What this task involves
Return the lines below word for word, omitting the picture.

Data shown
========================

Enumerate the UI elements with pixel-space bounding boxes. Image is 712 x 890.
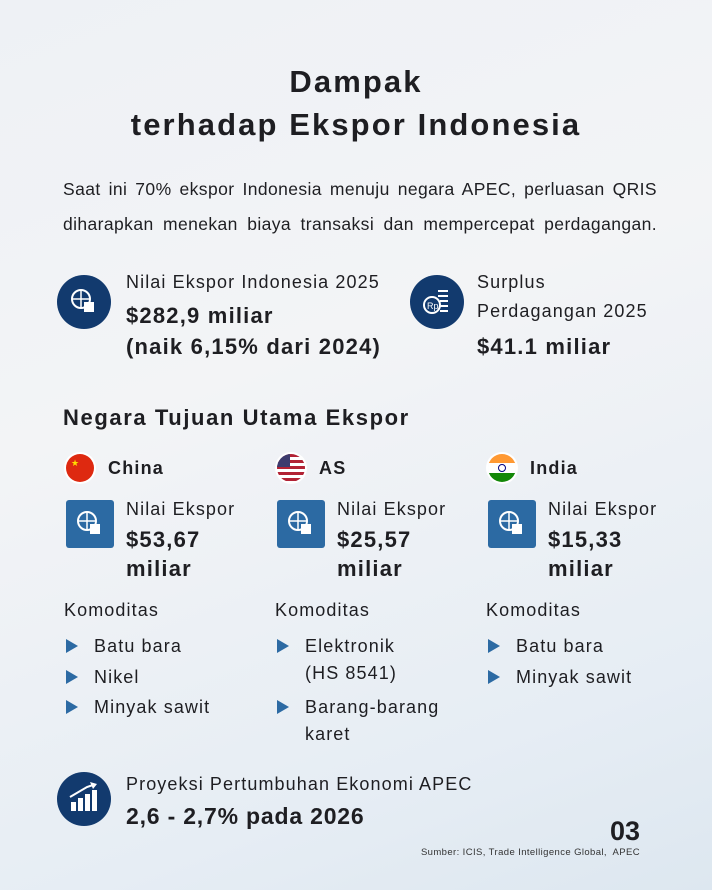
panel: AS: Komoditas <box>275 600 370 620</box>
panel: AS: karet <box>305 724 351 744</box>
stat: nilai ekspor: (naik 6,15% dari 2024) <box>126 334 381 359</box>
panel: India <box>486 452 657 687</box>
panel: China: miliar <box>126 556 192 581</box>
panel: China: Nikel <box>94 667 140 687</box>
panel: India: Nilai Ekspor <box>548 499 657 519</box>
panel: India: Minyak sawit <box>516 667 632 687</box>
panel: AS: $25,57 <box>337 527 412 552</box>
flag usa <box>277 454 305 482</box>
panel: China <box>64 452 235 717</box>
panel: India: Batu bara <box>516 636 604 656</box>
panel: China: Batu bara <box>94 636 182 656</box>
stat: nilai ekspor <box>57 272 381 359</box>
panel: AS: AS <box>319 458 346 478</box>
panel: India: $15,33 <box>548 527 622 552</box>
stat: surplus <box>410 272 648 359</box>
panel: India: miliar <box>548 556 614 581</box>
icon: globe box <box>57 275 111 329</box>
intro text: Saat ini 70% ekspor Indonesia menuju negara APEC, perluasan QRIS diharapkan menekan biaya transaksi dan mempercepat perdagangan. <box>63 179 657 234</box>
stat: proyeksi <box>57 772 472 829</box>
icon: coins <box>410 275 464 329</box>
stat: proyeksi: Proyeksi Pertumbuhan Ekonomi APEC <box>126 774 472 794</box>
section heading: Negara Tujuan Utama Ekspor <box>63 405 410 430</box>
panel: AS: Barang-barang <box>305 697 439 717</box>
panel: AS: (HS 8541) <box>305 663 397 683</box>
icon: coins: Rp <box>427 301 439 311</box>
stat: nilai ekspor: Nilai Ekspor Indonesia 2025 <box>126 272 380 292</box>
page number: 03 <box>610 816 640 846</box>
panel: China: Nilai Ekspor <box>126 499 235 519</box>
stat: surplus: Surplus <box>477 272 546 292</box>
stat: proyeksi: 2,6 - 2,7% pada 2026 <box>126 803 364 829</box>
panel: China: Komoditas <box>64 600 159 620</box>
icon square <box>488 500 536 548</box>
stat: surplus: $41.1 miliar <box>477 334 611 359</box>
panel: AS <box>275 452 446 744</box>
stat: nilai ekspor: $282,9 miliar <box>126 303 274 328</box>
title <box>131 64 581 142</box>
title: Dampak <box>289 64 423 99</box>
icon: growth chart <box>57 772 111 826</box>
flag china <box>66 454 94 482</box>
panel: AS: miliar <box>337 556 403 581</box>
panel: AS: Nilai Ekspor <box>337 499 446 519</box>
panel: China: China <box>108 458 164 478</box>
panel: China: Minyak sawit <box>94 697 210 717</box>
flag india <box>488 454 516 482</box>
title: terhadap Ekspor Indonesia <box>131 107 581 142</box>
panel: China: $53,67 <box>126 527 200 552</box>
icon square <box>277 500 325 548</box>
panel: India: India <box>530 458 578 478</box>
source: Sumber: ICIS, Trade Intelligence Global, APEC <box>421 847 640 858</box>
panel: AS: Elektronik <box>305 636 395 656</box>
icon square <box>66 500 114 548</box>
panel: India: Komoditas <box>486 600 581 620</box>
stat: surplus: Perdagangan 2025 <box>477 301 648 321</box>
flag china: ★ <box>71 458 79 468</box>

========================

Task answer
Enumerate the UI elements with pixel-space bounding boxes. Image is 712 x 890.
panel: AS: Komoditas <box>275 600 370 620</box>
panel: AS: karet <box>305 724 351 744</box>
stat: nilai ekspor: (naik 6,15% dari 2024) <box>126 334 381 359</box>
panel: India <box>486 452 657 687</box>
panel: China: miliar <box>126 556 192 581</box>
panel: China: Nikel <box>94 667 140 687</box>
panel: India: Nilai Ekspor <box>548 499 657 519</box>
panel: India: Minyak sawit <box>516 667 632 687</box>
panel: AS: $25,57 <box>337 527 412 552</box>
flag usa <box>277 454 305 482</box>
panel: China <box>64 452 235 717</box>
panel: India: Batu bara <box>516 636 604 656</box>
panel: China: Batu bara <box>94 636 182 656</box>
stat: nilai ekspor <box>57 272 381 359</box>
panel: AS: AS <box>319 458 346 478</box>
panel: India: $15,33 <box>548 527 622 552</box>
stat: surplus <box>410 272 648 359</box>
panel: India: miliar <box>548 556 614 581</box>
icon: globe box <box>57 275 111 329</box>
intro text: Saat ini 70% ekspor Indonesia menuju negara APEC, perluasan QRIS diharapkan menekan biaya transaksi dan mempercepat perdagangan. <box>63 179 657 234</box>
stat: proyeksi <box>57 772 472 829</box>
icon: coins <box>410 275 464 329</box>
stat: proyeksi: Proyeksi Pertumbuhan Ekonomi APEC <box>126 774 472 794</box>
section heading: Negara Tujuan Utama Ekspor <box>63 405 410 430</box>
panel: AS: Barang-barang <box>305 697 439 717</box>
panel: AS: (HS 8541) <box>305 663 397 683</box>
icon: coins: Rp <box>427 301 439 311</box>
stat: nilai ekspor: Nilai Ekspor Indonesia 2025 <box>126 272 380 292</box>
page number: 03 <box>610 816 640 846</box>
panel: China: Nilai Ekspor <box>126 499 235 519</box>
stat: surplus: Surplus <box>477 272 546 292</box>
stat: proyeksi: 2,6 - 2,7% pada 2026 <box>126 803 364 829</box>
panel: China: Komoditas <box>64 600 159 620</box>
icon square <box>488 500 536 548</box>
stat: surplus: $41.1 miliar <box>477 334 611 359</box>
panel: AS <box>275 452 446 744</box>
stat: nilai ekspor: $282,9 miliar <box>126 303 274 328</box>
title <box>131 64 581 142</box>
title: Dampak <box>289 64 423 99</box>
icon: growth chart <box>57 772 111 826</box>
flag china <box>66 454 94 482</box>
panel: AS: miliar <box>337 556 403 581</box>
panel: AS: Nilai Ekspor <box>337 499 446 519</box>
panel: China: China <box>108 458 164 478</box>
panel: China: Minyak sawit <box>94 697 210 717</box>
flag india <box>488 454 516 482</box>
title: terhadap Ekspor Indonesia <box>131 107 581 142</box>
panel: China: $53,67 <box>126 527 200 552</box>
icon square <box>277 500 325 548</box>
panel: India: India <box>530 458 578 478</box>
source: Sumber: ICIS, Trade Intelligence Global, APEC <box>421 847 640 858</box>
panel: AS: Elektronik <box>305 636 395 656</box>
icon square <box>66 500 114 548</box>
panel: India: Komoditas <box>486 600 581 620</box>
stat: surplus: Perdagangan 2025 <box>477 301 648 321</box>
flag china: ★ <box>71 458 79 468</box>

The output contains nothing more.